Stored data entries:
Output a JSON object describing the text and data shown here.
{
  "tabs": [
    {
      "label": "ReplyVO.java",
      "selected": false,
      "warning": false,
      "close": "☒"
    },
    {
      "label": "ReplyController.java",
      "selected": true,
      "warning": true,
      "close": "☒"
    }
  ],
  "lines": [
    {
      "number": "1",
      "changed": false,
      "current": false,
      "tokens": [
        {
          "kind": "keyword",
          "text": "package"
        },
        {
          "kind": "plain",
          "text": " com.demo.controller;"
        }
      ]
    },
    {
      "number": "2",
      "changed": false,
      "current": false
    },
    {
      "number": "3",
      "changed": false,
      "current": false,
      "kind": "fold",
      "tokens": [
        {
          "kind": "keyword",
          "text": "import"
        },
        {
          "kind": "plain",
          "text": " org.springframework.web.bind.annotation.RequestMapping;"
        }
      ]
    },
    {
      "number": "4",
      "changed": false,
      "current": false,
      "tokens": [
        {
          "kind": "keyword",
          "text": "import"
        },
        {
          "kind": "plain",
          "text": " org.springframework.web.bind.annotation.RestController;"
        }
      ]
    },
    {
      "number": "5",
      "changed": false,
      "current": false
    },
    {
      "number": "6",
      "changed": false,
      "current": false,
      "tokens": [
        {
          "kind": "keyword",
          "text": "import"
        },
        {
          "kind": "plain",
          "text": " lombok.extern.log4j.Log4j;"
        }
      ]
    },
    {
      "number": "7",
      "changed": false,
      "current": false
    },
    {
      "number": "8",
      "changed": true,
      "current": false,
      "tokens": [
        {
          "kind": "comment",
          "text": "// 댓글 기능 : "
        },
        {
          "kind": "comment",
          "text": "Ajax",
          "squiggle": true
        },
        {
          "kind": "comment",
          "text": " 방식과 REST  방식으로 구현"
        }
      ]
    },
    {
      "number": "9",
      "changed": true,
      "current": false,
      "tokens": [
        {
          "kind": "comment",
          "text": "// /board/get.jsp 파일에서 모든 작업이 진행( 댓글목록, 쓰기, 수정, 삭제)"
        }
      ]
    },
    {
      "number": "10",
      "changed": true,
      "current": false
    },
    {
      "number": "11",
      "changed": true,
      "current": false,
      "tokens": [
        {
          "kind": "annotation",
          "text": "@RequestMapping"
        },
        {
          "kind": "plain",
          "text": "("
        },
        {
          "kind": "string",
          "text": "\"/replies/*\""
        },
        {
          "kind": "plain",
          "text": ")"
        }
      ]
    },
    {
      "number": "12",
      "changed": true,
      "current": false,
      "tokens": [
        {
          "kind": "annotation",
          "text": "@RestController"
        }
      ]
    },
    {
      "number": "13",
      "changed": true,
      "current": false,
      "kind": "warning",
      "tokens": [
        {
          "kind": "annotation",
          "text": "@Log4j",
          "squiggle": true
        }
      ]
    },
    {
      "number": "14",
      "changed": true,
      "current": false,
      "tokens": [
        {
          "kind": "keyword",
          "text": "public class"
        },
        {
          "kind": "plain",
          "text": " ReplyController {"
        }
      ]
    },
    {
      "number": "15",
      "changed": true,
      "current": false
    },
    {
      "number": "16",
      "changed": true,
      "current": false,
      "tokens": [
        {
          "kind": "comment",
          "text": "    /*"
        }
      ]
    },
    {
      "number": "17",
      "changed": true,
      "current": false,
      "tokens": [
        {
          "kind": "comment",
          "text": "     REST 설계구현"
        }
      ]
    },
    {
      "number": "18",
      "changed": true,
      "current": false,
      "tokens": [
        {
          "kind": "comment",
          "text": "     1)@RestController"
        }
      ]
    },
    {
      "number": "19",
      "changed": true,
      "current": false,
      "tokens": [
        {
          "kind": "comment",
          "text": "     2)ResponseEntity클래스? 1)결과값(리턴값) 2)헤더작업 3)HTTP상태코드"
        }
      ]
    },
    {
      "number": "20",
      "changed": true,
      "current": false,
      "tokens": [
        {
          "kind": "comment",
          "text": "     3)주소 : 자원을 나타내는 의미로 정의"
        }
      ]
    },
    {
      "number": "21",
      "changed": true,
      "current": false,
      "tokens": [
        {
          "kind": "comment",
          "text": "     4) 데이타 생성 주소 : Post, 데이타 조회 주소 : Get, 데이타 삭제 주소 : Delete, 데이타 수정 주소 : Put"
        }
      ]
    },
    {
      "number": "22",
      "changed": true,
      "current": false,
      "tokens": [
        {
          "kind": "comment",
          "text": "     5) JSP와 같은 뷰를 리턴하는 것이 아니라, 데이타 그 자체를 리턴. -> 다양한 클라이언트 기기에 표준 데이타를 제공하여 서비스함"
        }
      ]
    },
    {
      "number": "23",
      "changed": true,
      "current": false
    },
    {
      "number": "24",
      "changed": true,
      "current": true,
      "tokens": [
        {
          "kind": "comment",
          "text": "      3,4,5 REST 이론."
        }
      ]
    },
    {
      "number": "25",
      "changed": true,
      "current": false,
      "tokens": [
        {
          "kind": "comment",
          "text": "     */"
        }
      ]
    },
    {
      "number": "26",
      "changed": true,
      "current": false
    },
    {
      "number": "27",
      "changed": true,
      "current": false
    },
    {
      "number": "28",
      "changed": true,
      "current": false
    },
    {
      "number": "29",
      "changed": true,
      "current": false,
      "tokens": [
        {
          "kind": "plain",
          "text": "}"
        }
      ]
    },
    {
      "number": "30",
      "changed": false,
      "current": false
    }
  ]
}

## [Exercise]
Reproduce the records in full, exactly as written.

## [Output of the exercise]
Output a JSON object describing the text and data shown here.
{
  "tabs": [
    {
      "label": "ReplyVO.java",
      "selected": false,
      "warning": false,
      "close": "☒"
    },
    {
      "label": "ReplyController.java",
      "selected": true,
      "warning": true,
      "close": "☒"
    }
  ],
  "lines": [
    {
      "number": "1",
      "changed": false,
      "current": false,
      "tokens": [
        {
          "kind": "keyword",
          "text": "package"
        },
        {
          "kind": "plain",
          "text": " com.demo.controller;"
        }
      ]
    },
    {
      "number": "2",
      "changed": false,
      "current": false
    },
    {
      "number": "3",
      "changed": false,
      "current": false,
      "kind": "fold",
      "tokens": [
        {
          "kind": "keyword",
          "text": "import"
        },
        {
          "kind": "plain",
          "text": " org.springframework.web.bind.annotation.RequestMapping;"
        }
      ]
    },
    {
      "number": "4",
      "changed": false,
      "current": false,
      "tokens": [
        {
          "kind": "keyword",
          "text": "import"
        },
        {
          "kind": "plain",
          "text": " org.springframework.web.bind.annotation.RestController;"
        }
      ]
    },
    {
      "number": "5",
      "changed": false,
      "current": false
    },
    {
      "number": "6",
      "changed": false,
      "current": false,
      "tokens": [
        {
          "kind": "keyword",
          "text": "import"
        },
        {
          "kind": "plain",
          "text": " lombok.extern.log4j.Log4j;"
        }
      ]
    },
    {
      "number": "7",
      "changed": false,
      "current": false
    },
    {
      "number": "8",
      "changed": true,
      "current": false,
      "tokens": [
        {
          "kind": "comment",
          "text": "// 댓글 기능 : "
        },
        {
          "kind": "comment",
          "text": "Ajax",
          "squiggle": true
        },
        {
          "kind": "comment",
          "text": " 방식과 REST  방식으로 구현"
        }
      ]
    },
    {
      "number": "9",
      "changed": true,
      "current": false,
      "tokens": [
        {
          "kind": "comment",
          "text": "// /board/get.jsp 파일에서 모든 작업이 진행( 댓글목록, 쓰기, 수정, 삭제)"
        }
      ]
    },
    {
      "number": "10",
      "changed": true,
      "current": false
    },
    {
      "number": "11",
      "changed": true,
      "current": false,
      "tokens": [
        {
          "kind": "annotation",
          "text": "@RequestMapping"
        },
        {
          "kind": "plain",
          "text": "("
        },
        {
          "kind": "string",
          "text": "\"/replies/*\""
        },
        {
          "kind": "plain",
          "text": ")"
        }
      ]
    },
    {
      "number": "12",
      "changed": true,
      "current": false,
      "tokens": [
        {
          "kind": "annotation",
          "text": "@RestController"
        }
      ]
    },
    {
      "number": "13",
      "changed": true,
      "current": false,
      "kind": "warning",
      "tokens": [
        {
          "kind": "annotation",
          "text": "@Log4j",
          "squiggle": true
        }
      ]
    },
    {
      "number": "14",
      "changed": true,
      "current": false,
      "tokens": [
        {
          "kind": "keyword",
          "text": "public class"
        },
        {
          "kind": "plain",
          "text": " ReplyController {"
        }
      ]
    },
    {
      "number": "15",
      "changed": true,
      "current": false
    },
    {
      "number": "16",
      "changed": true,
      "current": false,
      "tokens": [
        {
          "kind": "comment",
          "text": "    /*"
        }
      ]
    },
    {
      "number": "17",
      "changed": true,
      "current": false,
      "tokens": [
        {
          "kind": "comment",
          "text": "     REST 설계구현"
        }
      ]
    },
    {
      "number": "18",
      "changed": true,
      "current": false,
      "tokens": [
        {
          "kind": "comment",
          "text": "     1)@RestController"
        }
      ]
    },
    {
      "number": "19",
      "changed": true,
      "current": false,
      "tokens": [
        {
          "kind": "comment",
          "text": "     2)ResponseEntity클래스? 1)결과값(리턴값) 2)헤더작업 3)HTTP상태코드"
        }
      ]
    },
    {
      "number": "20",
      "changed": true,
      "current": false,
      "tokens": [
        {
          "kind": "comment",
          "text": "     3)주소 : 자원을 나타내는 의미로 정의"
        }
      ]
    },
    {
      "number": "21",
      "changed": true,
      "current": false,
      "tokens": [
        {
          "kind": "comment",
          "text": "     4) 데이타 생성 주소 : Post, 데이타 조회 주소 : Get, 데이타 삭제 주소 : Delete, 데이타 수정 주소 : Put"
        }
      ]
    },
    {
      "number": "22",
      "changed": true,
      "current": false,
      "tokens": [
        {
          "kind": "comment",
          "text": "     5) JSP와 같은 뷰를 리턴하는 것이 아니라, 데이타 그 자체를 리턴. -> 다양한 클라이언트 기기에 표준 데이타를 제공하여 서비스함"
        }
      ]
    },
    {
      "number": "23",
      "changed": true,
      "current": false
    },
    {
      "number": "24",
      "changed": true,
      "current": true,
      "tokens": [
        {
          "kind": "comment",
          "text": "      3,4,5 REST 이론."
        }
      ]
    },
    {
      "number": "25",
      "changed": true,
      "current": false,
      "tokens": [
        {
          "kind": "comment",
          "text": "     */"
        }
      ]
    },
    {
      "number": "26",
      "changed": true,
      "current": false
    },
    {
      "number": "27",
      "changed": true,
      "current": false
    },
    {
      "number": "28",
      "changed": true,
      "current": false
    },
    {
      "number": "29",
      "changed": true,
      "current": false,
      "tokens": [
        {
          "kind": "plain",
          "text": "}"
        }
      ]
    },
    {
      "number": "30",
      "changed": false,
      "current": false
    }
  ]
}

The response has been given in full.